- Task directions: Copy the entries below exactly. Images do not belong in the copy.

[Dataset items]
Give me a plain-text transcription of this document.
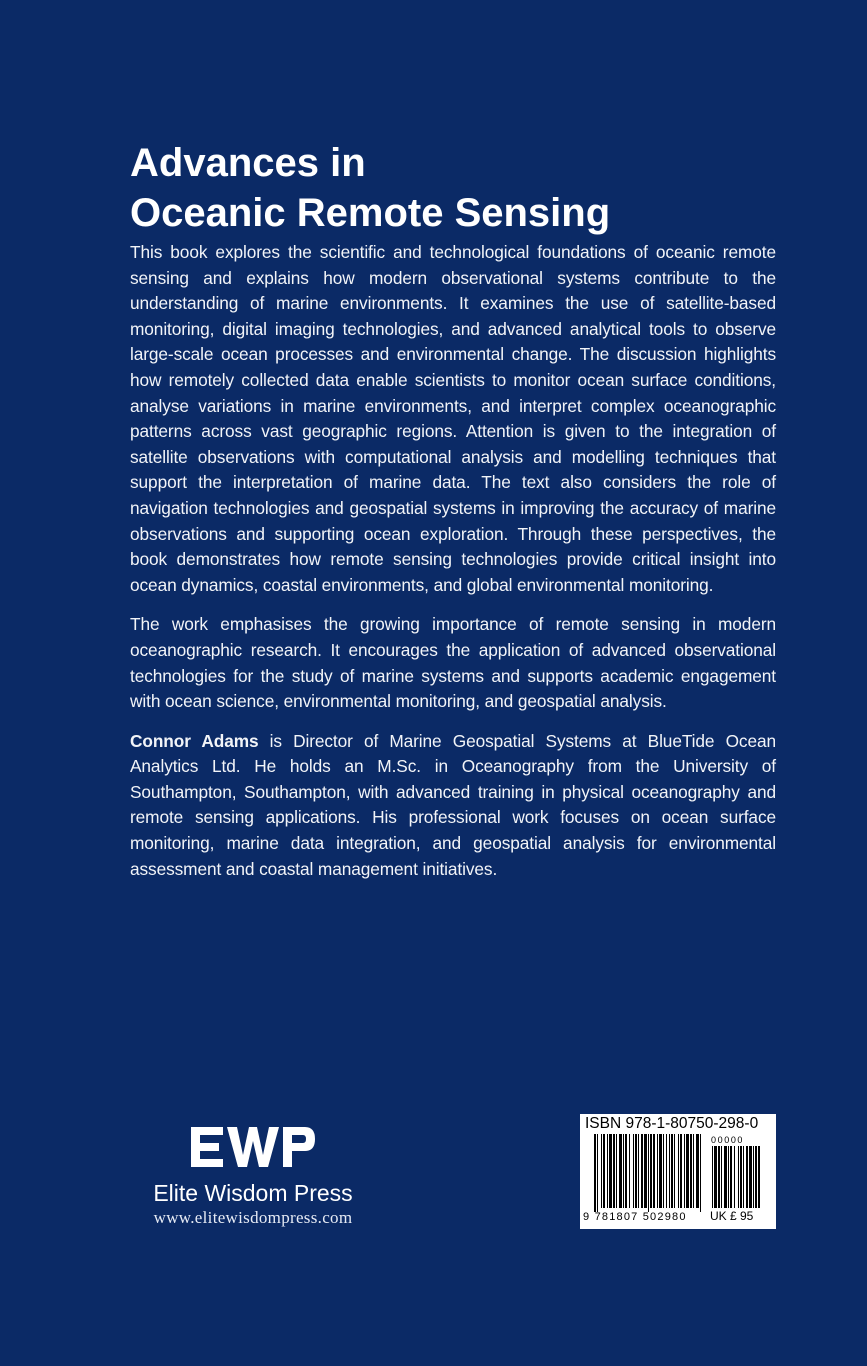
Advances in
Oceanic Remote Sensing

This book explores the scientific and technological foundations of oceanic remote sensing and explains how modern observational systems contribute to the understanding of marine environments. It examines the use of satellite-based monitoring, digital imaging technologies, and advanced analytical tools to observe large-scale ocean processes and environmental change. The discussion highlights how remotely collected data enable scientists to monitor ocean surface conditions, analyse variations in marine environments, and interpret complex oceanographic patterns across vast geographic regions. Attention is given to the integration of satellite observations with computational analysis and modelling techniques that support the interpretation of marine data. The text also considers the role of navigation technologies and geospatial systems in improving the accuracy of marine observations and supporting ocean exploration. Through these perspectives, the book demonstrates how remote sensing technologies provide critical insight into ocean dynamics, coastal environments, and global environmental monitoring.

The work emphasises the growing importance of remote sensing in modern oceanographic research. It encourages the application of advanced observational technologies for the study of marine systems and supports academic engagement with ocean science, environmental monitoring, and geospatial analysis.

Connor Adams is Director of Marine Geospatial Systems at BlueTide Ocean Analytics Ltd. He holds an M.Sc. in Oceanography from the University of Southampton, Southampton, with advanced training in physical oceanography and remote sensing applications. His professional work focuses on ocean surface monitoring, marine data integration, and geospatial analysis for environmental assessment and coastal management initiatives.

Elite Wisdom Press
www.elitewisdompress.com
ISBN 978-1-80750-298-0
00000
9 781807 502980 UK £ 95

- Exercise solution:
Give me a plain-text transcription of this document.
Advances in
Oceanic Remote Sensing

This book explores the scientific and technological foundations of oceanic remote sensing and explains how modern observational systems contribute to the understanding of marine environments. It examines the use of satellite-based monitoring, digital imaging technologies, and advanced analytical tools to observe large-scale ocean processes and environmental change. The discussion highlights how remotely collected data enable scientists to monitor ocean surface conditions, analyse variations in marine environments, and interpret complex oceanographic patterns across vast geographic regions. Attention is given to the integration of satellite observations with computational analysis and modelling techniques that support the interpretation of marine data. The text also considers the role of navigation technologies and geospatial systems in improving the accuracy of marine observations and supporting ocean exploration. Through these perspectives, the book demonstrates how remote sensing technologies provide critical insight into ocean dynamics, coastal environments, and global environmental monitoring.

The work emphasises the growing importance of remote sensing in modern oceanographic research. It encourages the application of advanced observational technologies for the study of marine systems and supports academic engagement with ocean science, environmental monitoring, and geospatial analysis.

Connor Adams is Director of Marine Geospatial Systems at BlueTide Ocean Analytics Ltd. He holds an M.Sc. in Oceanography from the University of Southampton, Southampton, with advanced training in physical oceanography and remote sensing applications. His professional work focuses on ocean surface monitoring, marine data integration, and geospatial analysis for environmental assessment and coastal management initiatives.

Elite Wisdom Press
www.elitewisdompress.com
ISBN 978-1-80750-298-0
00000
9 781807 502980 UK £ 95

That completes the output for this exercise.